Provided data Start Marker

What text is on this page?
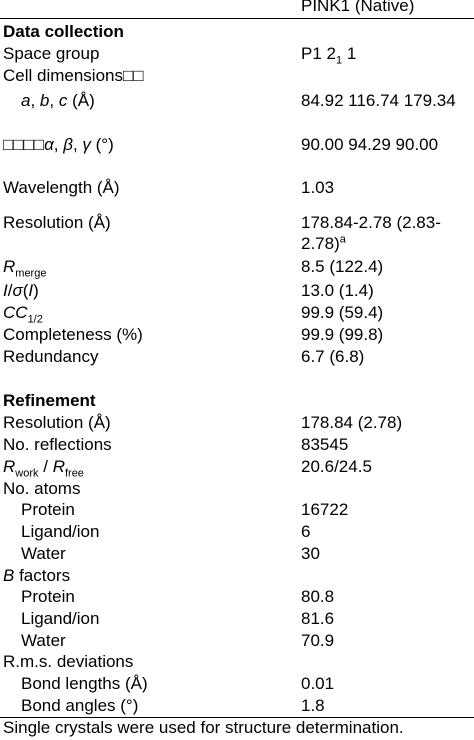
PINK1 (Native)
Data collection
Space group	P1 $2_1$ 1
Cell dimensions□□
a, b, c (Å)	84.92 116.74 179.34
□□□□α, β, γ (°)	90.00 94.29 90.00
Wavelength (Å)	1.03
Resolution (Å)	178.84-2.78 (2.83-
2.78)$^a$
$R_{merge}$	8.5 (122.4)
I/σ(I)	13.0 (1.4)
$CC_{1/2}$	99.9 (59.4)
Completeness (%)	99.9 (99.8)
Redundancy	6.7 (6.8)
Refinement
Resolution (Å)	178.84 (2.78)
No. reflections	83545
$R_{work} / R_{free}$	20.6/24.5
No. atoms
Protein	16722
Ligand/ion	6
Water	30
B factors
Protein	80.8
Ligand/ion	81.6
Water	70.9
R.m.s. deviations
Bond lengths (Å)	0.01
Bond angles (°)	1.8
Single crystals were used for structure determination.
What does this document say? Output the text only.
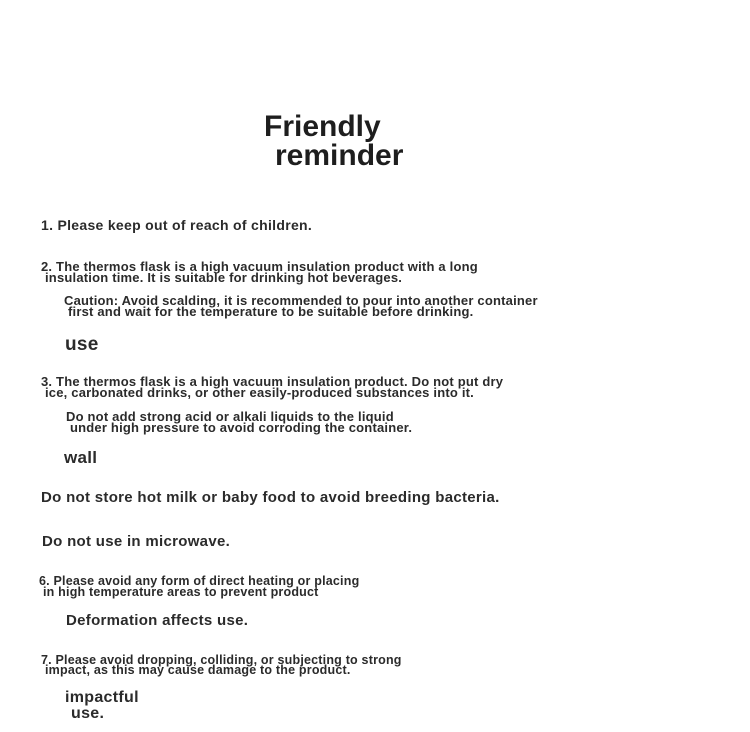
Friendly
reminder
1. Please keep out of reach of children.
2. The thermos flask is a high vacuum insulation product with a long
insulation time. It is suitable for drinking hot beverages.
Caution: Avoid scalding, it is recommended to pour into another container
first and wait for the temperature to be suitable before drinking.
use
3. The thermos flask is a high vacuum insulation product. Do not put dry
ice, carbonated drinks, or other easily-produced substances into it.
Do not add strong acid or alkali liquids to the liquid
under high pressure to avoid corroding the container.
wall
Do not store hot milk or baby food to avoid breeding bacteria.
Do not use in microwave.
6. Please avoid any form of direct heating or placing
in high temperature areas to prevent product
Deformation affects use.
7. Please avoid dropping, colliding, or subjecting to strong
impact, as this may cause damage to the product.
impactful
use.
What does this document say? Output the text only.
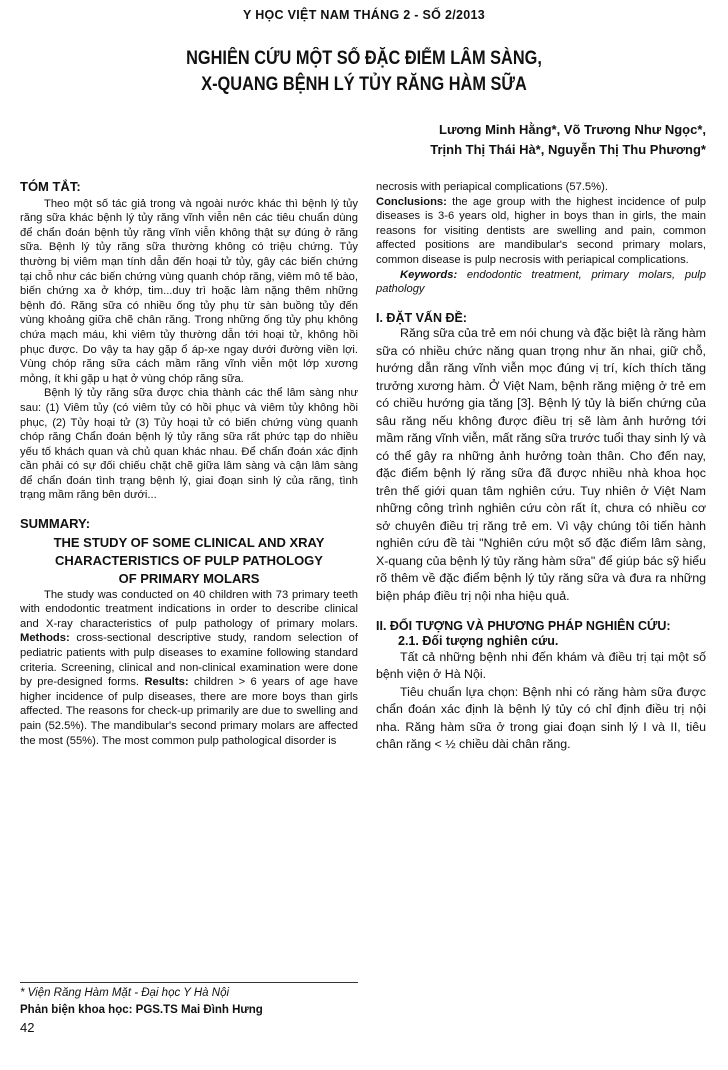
Y HỌC VIỆT NAM THÁNG 2 - SỐ 2/2013
NGHIÊN CỨU MỘT SỐ ĐẶC ĐIỂM LÂM SÀNG,
X-QUANG BỆNH LÝ TỦY RĂNG HÀM SỮA
Lương Minh Hằng*, Võ Trương Như Ngọc*,
Trịnh Thị Thái Hà*, Nguyễn Thị Thu Phương*

TÓM TẮT:

Theo một số tác giả trong và ngoài nước khác thì bệnh lý tủy răng sữa khác bệnh lý tủy răng vĩnh viễn nên các tiêu chuẩn dùng để chẩn đoán bệnh tủy răng vĩnh viễn không thật sự đúng ở răng sữa. Bệnh lý tủy răng sữa thường không có triệu chứng. Tủy thường bị viêm mạn tính dẫn đến hoại tử tủy, gây các biến chứng tại chỗ như các biến chứng vùng quanh chóp răng, viêm mô tế bào, biến chứng xa ở khớp, tim...duy trì hoặc làm nặng thêm những bệnh đó. Răng sữa có nhiều ống tủy phụ từ sàn buồng tủy đến vùng khoảng giữa chẽ chân răng. Trong những ống tủy phụ không chứa mạch máu, khi viêm tủy thường dẫn tới hoại tử, không hồi phục được. Do vậy ta hay gặp ổ áp-xe ngay dưới đường viền lợi. Vùng chóp răng sữa cách mầm răng vĩnh viễn một lớp xương mỏng, ít khi gặp u hạt ở vùng chóp răng sữa.

Bệnh lý tủy răng sữa được chia thành các thể lâm sàng như sau: (1) Viêm tủy (có viêm tủy có hồi phục và viêm tủy không hồi phục, (2) Tủy hoại tử (3) Tủy hoại tử có biến chứng vùng quanh chóp răng Chẩn đoán bệnh lý tủy răng sữa rất phức tạp do nhiều yếu tố khách quan và chủ quan khác nhau. Để chẩn đoán xác định cần phải có sự đối chiếu chặt chẽ giữa lâm sàng và cận lâm sàng để chẩn đoán tình trạng bệnh lý, giai đoạn sinh lý của răng, tình trạng mầm răng bên dưới...

SUMMARY:

THE STUDY OF SOME CLINICAL AND XRAY

CHARACTERISTICS OF PULP PATHOLOGY

OF PRIMARY MOLARS

The study was conducted on 40 children with 73 primary teeth with endodontic treatment indications in order to describe clinical and X-ray characteristics of pulp pathology of primary molars. Methods: cross-sectional descriptive study, random selection of pediatric patients with pulp diseases to examine following standard criteria. Screening, clinical and non-clinical examination were done by pre-designed forms. Results: children > 6 years of age have higher incidence of pulp diseases, there are more boys than girls affected. The reasons for check-up primarily are due to swelling and pain (52.5%). The mandibular's second primary molars are affected the most (55%). The most common pulp pathological disorder is

necrosis with periapical complications (57.5%).

Conclusions: the age group with the highest incidence of pulp diseases is 3-6 years old, higher in boys than in girls, the main reasons for visiting dentists are swelling and pain, common affected positions are mandibular's second primary molars, common disease is pulp necrosis with periapical complications.

Keywords: endodontic treatment, primary molars, pulp pathology

I. ĐẶT VẤN ĐỀ:

Răng sữa của trẻ em nói chung và đặc biệt là răng hàm sữa có nhiều chức năng quan trọng như ăn nhai, giữ chỗ, hướng dẫn răng vĩnh viễn mọc đúng vị trí, kích thích tăng trưởng xương hàm. Ở Việt Nam, bệnh răng miệng ở trẻ em có chiều hướng gia tăng [3]. Bệnh lý tủy là biến chứng của sâu răng nếu không được điều trị sẽ làm ảnh hưởng tới mầm răng vĩnh viễn, mất răng sữa trước tuổi thay sinh lý và có thể gây ra những ảnh hưởng toàn thân. Cho đến nay, đặc điểm bệnh lý răng sữa đã được nhiều nhà khoa học trên thế giới quan tâm nghiên cứu. Tuy nhiên ở Việt Nam những công trình nghiên cứu còn rất ít, chưa có nhiều cơ sở chuyên điều trị răng trẻ em. Vì vậy chúng tôi tiến hành nghiên cứu đề tài "Nghiên cứu một số đặc điểm lâm sàng, X-quang của bệnh lý tủy răng hàm sữa" để giúp bác sỹ hiểu rõ thêm về đặc điểm bệnh lý tủy răng sữa và đưa ra những biện pháp điều trị nội nha hiệu quả.

II. ĐỐI TƯỢNG VÀ PHƯƠNG PHÁP NGHIÊN CỨU:

2.1. Đối tượng nghiên cứu.

Tất cả những bệnh nhi đến khám và điều trị tại một số bệnh viện ở Hà Nội.

Tiêu chuẩn lựa chọn: Bệnh nhi có răng hàm sữa được chẩn đoán xác định là bệnh lý tủy có chỉ định điều trị nội nha. Răng hàm sữa ở trong giai đoạn sinh lý I và II, tiêu chân răng < ½ chiều dài chân răng.

* Viện Răng Hàm Mặt - Đại học Y Hà Nội
Phản biện khoa học: PGS.TS Mai Đình Hưng
42
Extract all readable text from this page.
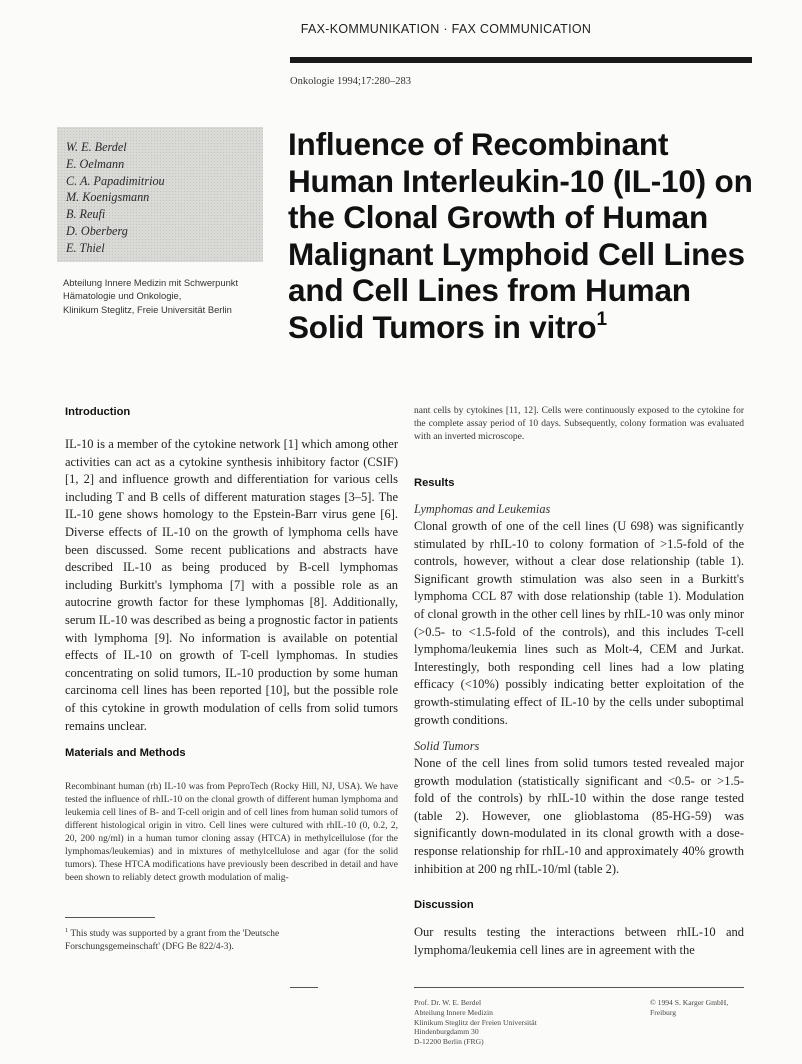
FAX-KOMMUNIKATION · FAX COMMUNICATION
Onkologie 1994;17:280–283
W. E. Berdel
E. Oelmann
C. A. Papadimitriou
M. Koenigsmann
B. Reufi
D. Oberberg
E. Thiel
Abteilung Innere Medizin mit Schwerpunkt
Hämatologie und Onkologie,
Klinikum Steglitz, Freie Universität Berlin
Influence of Recombinant
Human Interleukin-10 (IL-10) on
the Clonal Growth of Human
Malignant Lymphoid Cell Lines
and Cell Lines from Human
Solid Tumors in vitro$^1$
Introduction
IL-10 is a member of the cytokine network [1] which among other activities can act as a cytokine synthesis inhibitory factor (CSIF) [1, 2] and influence growth and differentiation for various cells including T and B cells of different maturation stages [3–5]. The IL-10 gene shows homology to the Epstein-Barr virus gene [6]. Diverse effects of IL-10 on the growth of lymphoma cells have been discussed. Some recent publications and abstracts have described IL-10 as being produced by B-cell lymphomas including Burkitt's lymphoma [7] with a possible role as an autocrine growth factor for these lymphomas [8]. Additionally, serum IL-10 was described as being a prognostic factor in patients with lymphoma [9]. No information is available on potential effects of IL-10 on growth of T-cell lymphomas. In studies concentrating on solid tumors, IL-10 production by some human carcinoma cell lines has been reported [10], but the possible role of this cytokine in growth modulation of cells from solid tumors remains unclear.
Materials and Methods
Recombinant human (rh) IL-10 was from PeproTech (Rocky Hill, NJ, USA). We have tested the influence of rhIL-10 on the clonal growth of different human lymphoma and leukemia cell lines of B- and T-cell origin and of cell lines from human solid tumors of different histological origin in vitro. Cell lines were cultured with rhIL-10 (0, 0.2, 2, 20, 200 ng/ml) in a human tumor cloning assay (HTCA) in methylcellulose (for the lymphomas/leukemias) and in mixtures of methylcellulose and agar (for the solid tumors). These HTCA modifications have previously been described in detail and have been shown to reliably detect growth modulation of malig-
$^1$ This study was supported by a grant from the 'Deutsche Forschungsgemeinschaft' (DFG Be 822/4-3).
nant cells by cytokines [11, 12]. Cells were continuously exposed to the cytokine for the complete assay period of 10 days. Subsequently, colony formation was evaluated with an inverted microscope.
Results
Lymphomas and Leukemias
Clonal growth of one of the cell lines (U 698) was significantly stimulated by rhIL-10 to colony formation of >1.5-fold of the controls, however, without a clear dose relationship (table 1). Significant growth stimulation was also seen in a Burkitt's lymphoma CCL 87 with dose relationship (table 1). Modulation of clonal growth in the other cell lines by rhIL-10 was only minor (>0.5- to <1.5-fold of the controls), and this includes T-cell lymphoma/leukemia lines such as Molt-4, CEM and Jurkat. Interestingly, both responding cell lines had a low plating efficacy (<10%) possibly indicating better exploitation of the growth-stimulating effect of IL-10 by the cells under suboptimal growth conditions.
Solid Tumors
None of the cell lines from solid tumors tested revealed major growth modulation (statistically significant and <0.5- or >1.5-fold of the controls) by rhIL-10 within the dose range tested (table 2). However, one glioblastoma (85-HG-59) was significantly down-modulated in its clonal growth with a dose-response relationship for rhIL-10 and approximately 40% growth inhibition at 200 ng rhIL-10/ml (table 2).
Discussion
Our results testing the interactions between rhIL-10 and lymphoma/leukemia cell lines are in agreement with the
Prof. Dr. W. E. Berdel
Abteilung Innere Medizin
Klinikum Steglitz der Freien Universität
Hindenburgdamm 30
D-12200 Berlin (FRG)
© 1994 S. Karger GmbH,
Freiburg
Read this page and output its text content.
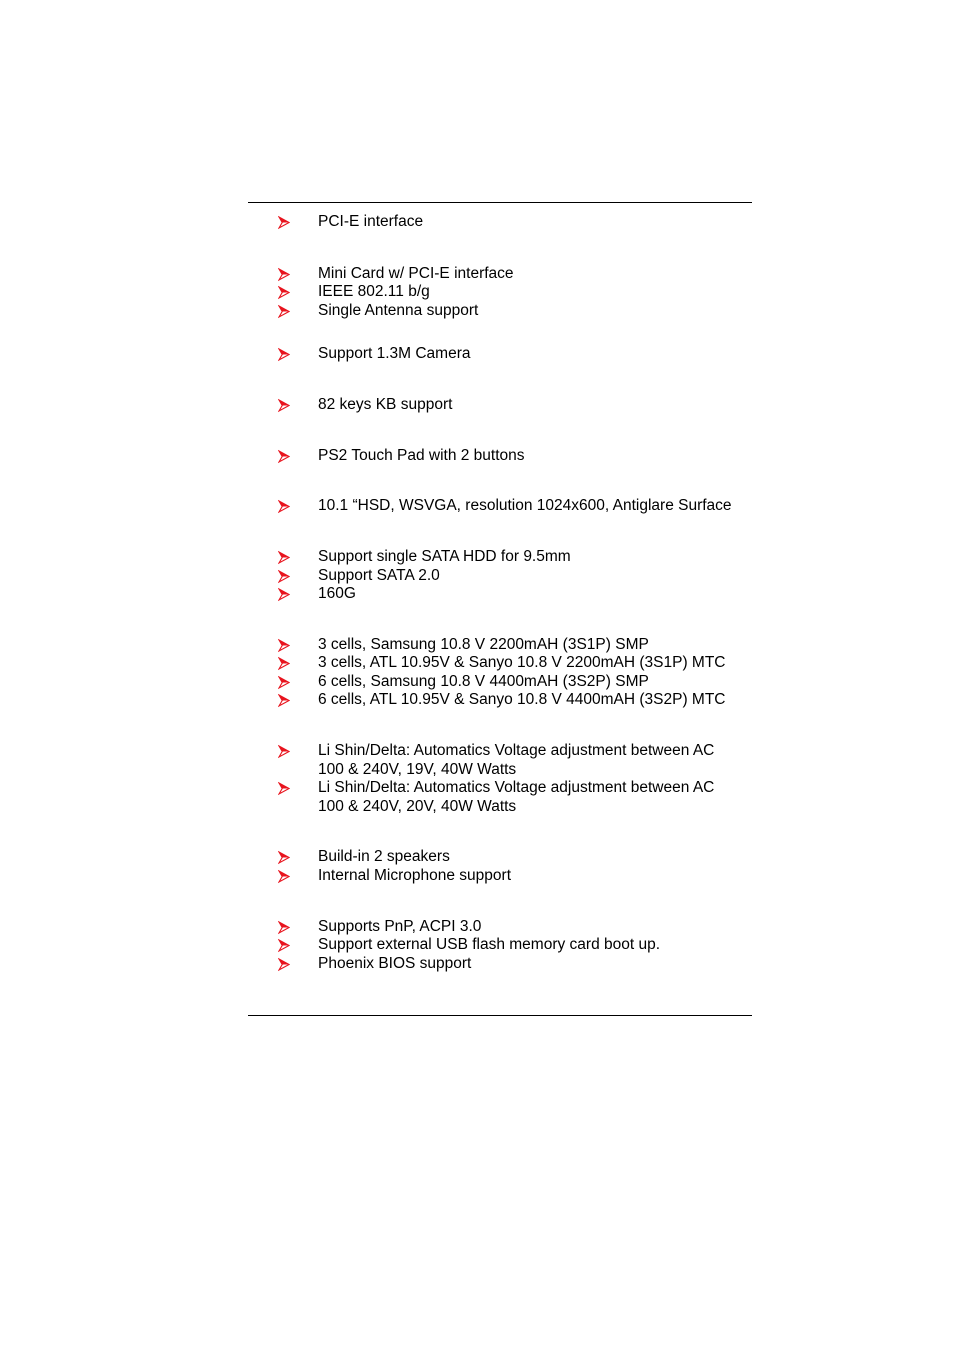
PCI-E interface
Mini Card w/ PCI-E interface
IEEE 802.11 b/g
Single Antenna support
Support 1.3M Camera
82 keys KB support
PS2 Touch Pad with 2 buttons
10.1 “HSD, WSVGA, resolution 1024x600, Antiglare Surface
Support single SATA HDD for 9.5mm
Support SATA 2.0
160G
3 cells, Samsung 10.8 V 2200mAH (3S1P) SMP
3 cells, ATL 10.95V & Sanyo 10.8 V 2200mAH (3S1P) MTC
6 cells, Samsung 10.8 V 4400mAH (3S2P) SMP
6 cells, ATL 10.95V & Sanyo 10.8 V 4400mAH (3S2P) MTC
Li Shin/Delta: Automatics Voltage adjustment between AC
100 & 240V, 19V, 40W Watts
Li Shin/Delta: Automatics Voltage adjustment between AC
100 & 240V, 20V, 40W Watts
Build-in 2 speakers
Internal Microphone support
Supports PnP, ACPI 3.0
Support external USB flash memory card boot up.
Phoenix BIOS support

Provided data End Marker

A line counts if it holds the word "Berlin". How many lines of the entries count? Give the number only.

2